PROBLEM DETAILS:
Filter the listing and keep only the lines with the word "cases".

EXTRACTED ENTRIES:

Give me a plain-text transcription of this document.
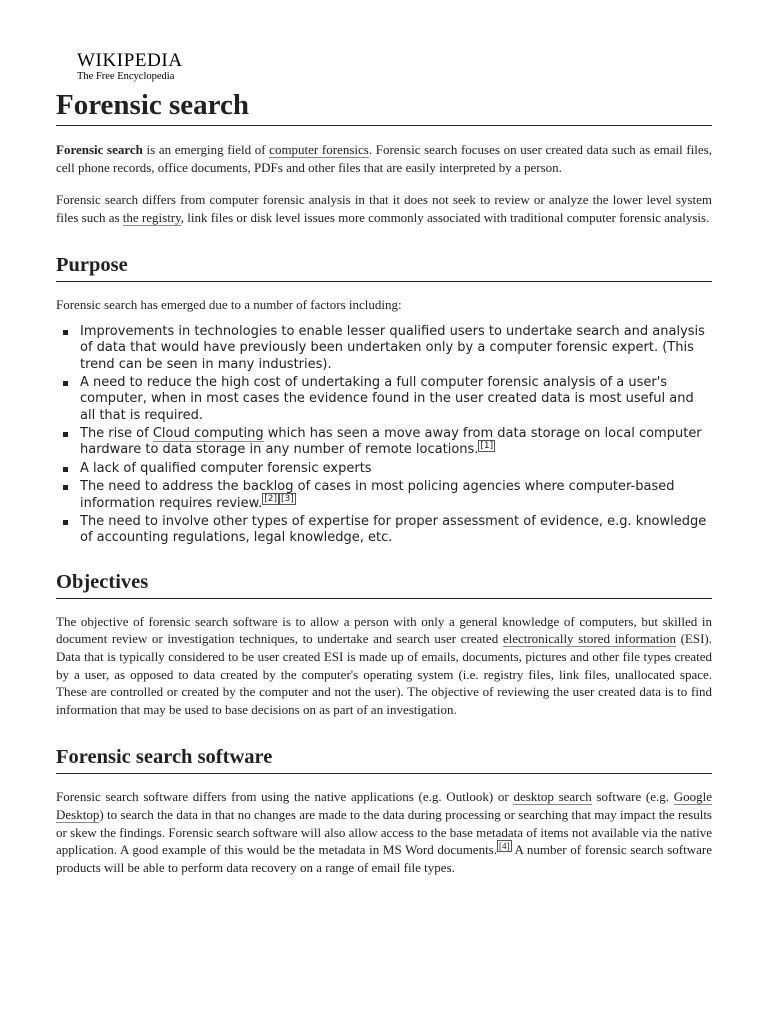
WIKIPEDIA
The Free Encyclopedia
Forensic search

Forensic search is an emerging field of computer forensics. Forensic search focuses on user created data such as email files, cell phone records, office documents, PDFs and other files that are easily interpreted by a person.

Forensic search differs from computer forensic analysis in that it does not seek to review or analyze the lower level system files such as the registry, link files or disk level issues more commonly associated with traditional computer forensic analysis.

Purpose

Forensic search has emerged due to a number of factors including:

Improvements in technologies to enable lesser qualified users to undertake search and analysis of data that would have previously been undertaken only by a computer forensic expert. (This trend can be seen in many industries).
A need to reduce the high cost of undertaking a full computer forensic analysis of a user's computer, when in most cases the evidence found in the user created data is most useful and all that is required.
The rise of Cloud computing which has seen a move away from data storage on local computer hardware to data storage in any number of remote locations. [1]
A lack of qualified computer forensic experts
The need to address the backlog of cases in most policing agencies where computer-based information requires review. [2] [3]
The need to involve other types of expertise for proper assessment of evidence, e.g. knowledge of accounting regulations, legal knowledge, etc.
Objectives

The objective of forensic search software is to allow a person with only a general knowledge of computers, but skilled in document review or investigation techniques, to undertake and search user created electronically stored information (ESI). Data that is typically considered to be user created ESI is made up of emails, documents, pictures and other file types created by a user, as opposed to data created by the computer's operating system (i.e. registry files, link files, unallocated space. These are controlled or created by the computer and not the user). The objective of reviewing the user created data is to find information that may be used to base decisions on as part of an investigation.

Forensic search software

Forensic search software differs from using the native applications (e.g. Outlook) or desktop search software (e.g. Google Desktop) to search the data in that no changes are made to the data during processing or searching that may impact the results or skew the findings. Forensic search software will also allow access to the base metadata of items not available via the native application. A good example of this would be the metadata in MS Word documents. [4] A number of forensic search software products will be able to perform data recovery on a range of email file types.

WRITTEN REPLY:
A need to reduce the high cost of undertaking a full computer forensic analysis of a user's computer, when in most cases the evidence found in the user created data is most useful and all that is required.
The need to address the backlog of cases in most policing agencies where computer-based information requires review. [2] [3]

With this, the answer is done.